What you need to do:
(A) Answer these from the Peter Malone biography:
(i) Who preceded Malone as Mayor of Nelson?
(ii) What degree did he graduate with?
(iii) In what year did he marry Patricia Joan Knapp?
(B) Please pick up the Peter Malone biography after its final sentence and carry it on.

Page extract:
..........
24th Mayor of Nelson
- In office 1980–1992
- Preceded by: Roy McLennan
- Succeeded by: Philip Woollaston

Personal details
- Born: Peter Heywood Malone 22 March 1928 Dunedin, New Zealand
- Died: 5 March 2006 (aged 77) Nelson, New Zealand
- Relations: Robert Trimble (great-grandfather); Abel Heywood (great-great-grandfather); William Malone (great-uncle); Liam Malone (grandson); Colleen Malone (cousin);
- Alma mater: University of Sydney
- Profession: Veterinary surgeon

= Peter Malone (mayor) =

Former Mayor of Nelson

Peter Heywood Malone (22 March 1928 – 5 March 2006) was a New Zealand veterinary surgeon and politician. He served as Mayor of Nelson from 1980 to 1992.

==Early life and family==
Malone was born in Dunedin on 22 March 1928. He was the son of Robert Austin Malone and Helen Fergusson (née Minnis). He was married twice: first to Cynthia Bevis Jones; and in 1971 to Patricia Joan Knapp. He had five sons from his first marriage.

Malone was the great-grandson of Robert Trimble, a 19th-century member of the New Zealand Parliament, and the great-great-grandson of Abel Heywood, who served as two separate terms as mayor of Manchester in the 1860s and 1870s. Malone was also the great-nephew of Lieutenant Colonel William George Malone, who commanded the Wellington Infantry Battalion at Gallipoli. The athlete, Liam Malone, is Peter Malone's grandson.

Malone was educated at Wellington College from 1941 to 1944, Victoria University College (1946–1947), the University of Otago (1948) and the University of Sydney. He graduated with a Bachelor of Veterinary Science.
..........
Recorded information:
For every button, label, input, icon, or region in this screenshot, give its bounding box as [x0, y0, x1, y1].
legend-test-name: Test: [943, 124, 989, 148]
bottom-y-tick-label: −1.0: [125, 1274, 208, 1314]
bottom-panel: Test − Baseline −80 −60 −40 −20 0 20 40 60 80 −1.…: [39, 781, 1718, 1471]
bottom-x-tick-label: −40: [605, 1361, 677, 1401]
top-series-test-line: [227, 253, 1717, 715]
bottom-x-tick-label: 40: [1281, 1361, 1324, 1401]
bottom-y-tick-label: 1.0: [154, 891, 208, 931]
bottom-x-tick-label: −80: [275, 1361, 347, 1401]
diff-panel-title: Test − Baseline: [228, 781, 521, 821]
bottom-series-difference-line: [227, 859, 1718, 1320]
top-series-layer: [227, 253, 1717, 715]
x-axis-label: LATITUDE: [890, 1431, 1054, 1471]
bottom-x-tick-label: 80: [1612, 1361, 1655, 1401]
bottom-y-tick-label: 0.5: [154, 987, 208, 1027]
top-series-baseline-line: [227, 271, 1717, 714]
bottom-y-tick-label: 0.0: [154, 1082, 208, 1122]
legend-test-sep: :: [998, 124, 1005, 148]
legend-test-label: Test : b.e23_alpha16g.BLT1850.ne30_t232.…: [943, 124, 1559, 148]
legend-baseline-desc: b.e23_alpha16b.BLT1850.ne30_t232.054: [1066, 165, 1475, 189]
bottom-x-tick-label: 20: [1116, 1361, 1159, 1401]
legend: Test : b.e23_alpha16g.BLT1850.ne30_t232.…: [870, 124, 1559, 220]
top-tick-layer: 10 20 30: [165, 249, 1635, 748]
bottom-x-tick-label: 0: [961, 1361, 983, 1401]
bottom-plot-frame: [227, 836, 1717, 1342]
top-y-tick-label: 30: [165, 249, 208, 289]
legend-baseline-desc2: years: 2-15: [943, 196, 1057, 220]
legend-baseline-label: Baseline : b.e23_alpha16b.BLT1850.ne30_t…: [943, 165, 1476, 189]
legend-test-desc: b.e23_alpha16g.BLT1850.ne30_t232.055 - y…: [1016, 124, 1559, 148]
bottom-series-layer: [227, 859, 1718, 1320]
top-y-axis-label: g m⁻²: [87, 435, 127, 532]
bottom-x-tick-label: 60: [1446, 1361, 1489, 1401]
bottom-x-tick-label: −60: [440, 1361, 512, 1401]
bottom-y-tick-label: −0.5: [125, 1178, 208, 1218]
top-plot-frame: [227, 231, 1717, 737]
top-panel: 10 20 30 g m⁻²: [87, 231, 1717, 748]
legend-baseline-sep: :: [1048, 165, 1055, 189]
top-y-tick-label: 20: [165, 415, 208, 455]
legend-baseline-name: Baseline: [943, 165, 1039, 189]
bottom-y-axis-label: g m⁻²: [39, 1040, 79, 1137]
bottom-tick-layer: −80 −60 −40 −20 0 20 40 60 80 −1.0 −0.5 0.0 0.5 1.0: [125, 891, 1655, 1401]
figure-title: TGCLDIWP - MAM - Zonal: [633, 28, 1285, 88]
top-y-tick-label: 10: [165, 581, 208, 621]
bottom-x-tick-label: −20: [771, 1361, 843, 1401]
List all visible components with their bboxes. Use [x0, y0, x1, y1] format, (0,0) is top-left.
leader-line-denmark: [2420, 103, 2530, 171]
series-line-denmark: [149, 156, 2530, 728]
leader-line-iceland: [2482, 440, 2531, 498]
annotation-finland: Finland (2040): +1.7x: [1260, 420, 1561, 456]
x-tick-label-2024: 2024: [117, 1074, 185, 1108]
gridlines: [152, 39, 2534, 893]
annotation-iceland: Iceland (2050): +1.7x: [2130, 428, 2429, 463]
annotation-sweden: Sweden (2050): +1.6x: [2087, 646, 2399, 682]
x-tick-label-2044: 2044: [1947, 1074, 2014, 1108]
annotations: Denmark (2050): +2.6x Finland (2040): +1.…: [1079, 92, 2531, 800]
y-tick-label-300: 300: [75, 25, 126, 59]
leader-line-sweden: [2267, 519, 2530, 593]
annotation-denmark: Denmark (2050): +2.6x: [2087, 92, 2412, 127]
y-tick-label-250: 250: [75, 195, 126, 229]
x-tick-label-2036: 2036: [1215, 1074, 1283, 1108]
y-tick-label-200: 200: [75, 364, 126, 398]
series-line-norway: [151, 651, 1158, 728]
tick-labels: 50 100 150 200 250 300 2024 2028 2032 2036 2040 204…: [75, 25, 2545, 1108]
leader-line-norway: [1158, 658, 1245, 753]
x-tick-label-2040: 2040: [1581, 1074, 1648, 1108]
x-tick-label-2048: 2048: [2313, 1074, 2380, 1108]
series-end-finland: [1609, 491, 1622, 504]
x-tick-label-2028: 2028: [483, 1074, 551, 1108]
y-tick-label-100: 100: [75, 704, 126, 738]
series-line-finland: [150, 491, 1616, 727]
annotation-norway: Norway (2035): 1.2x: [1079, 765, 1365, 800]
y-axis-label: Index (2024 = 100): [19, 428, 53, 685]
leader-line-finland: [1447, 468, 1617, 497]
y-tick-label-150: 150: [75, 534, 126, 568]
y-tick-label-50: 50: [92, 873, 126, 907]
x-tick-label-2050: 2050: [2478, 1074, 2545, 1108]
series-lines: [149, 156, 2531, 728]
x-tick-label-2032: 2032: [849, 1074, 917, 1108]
..........
Answers by item:
(A)
(i) Roy McLennan
(ii) A Bachelor of Veterinary Science
(iii) 1971

(B)
== Veterinarian ==
From 1952 to 1957 Malone worked as a veterinary surgeon in Brightwater near Nelson, and from 1957 to 1986 in Nelson. He also served on the New Zealand Hydatids Council and took particular interest in bovine tuberculosis.

Malone owned a 1947 Auster JB1 Aiglet, ZK-BWH, and used it for access to the remotest parts of the Nelson District in what was probably New Zealand's first "flying vet" service.

Malone had initially leased the Auster from the Nelson Aero Club, but about 1960 bought it used it for the next 21 years. In 1981, when Mayor of Nelson, Malone donated the aircraft to the RNZAF Museum at Wigram.

== Politics ==
Malone was a National Party supporter and unsuccessfully stood in the 1963 and 1978 general elections and 1976 by-election as the National Party Nelson electorate candidate. He also stood in 1975 for the Tasman electorate.

In 1974 Malone was elected to the Nelson City Council and served as a Councillor from 1974 to 1980 and then as Mayor from 1980 to 1992.

Malone was appointed a justice of the peace in 1980, an Officer of the Order of the British Empire, for services to the veterinary profession, in the 1982 Queen's Birthday Honours, and a Companion of the New Zealand Order of Merit, for services to local government and the community, in the 2000 New Year Honours.

He was also Chair of the Network Tasman Trust from 1995 until 2005 when he was forced to quit after being diagnosed with a rare nerve disorder, trigeminal neuralgia. This is a condition where severe pain can be triggered by such simple actions as brushing your teeth or touching your face, or even a slight breeze. Malone was quoted as saying: "At its worst even trying to talk or eat is extremely painful, and the drugs to try and knock that so you can live reasonably leave you drugged, as it were."

== Sport and death ==
Malone played representative hockey and badminton. He died at Nelson on 5 March 2006.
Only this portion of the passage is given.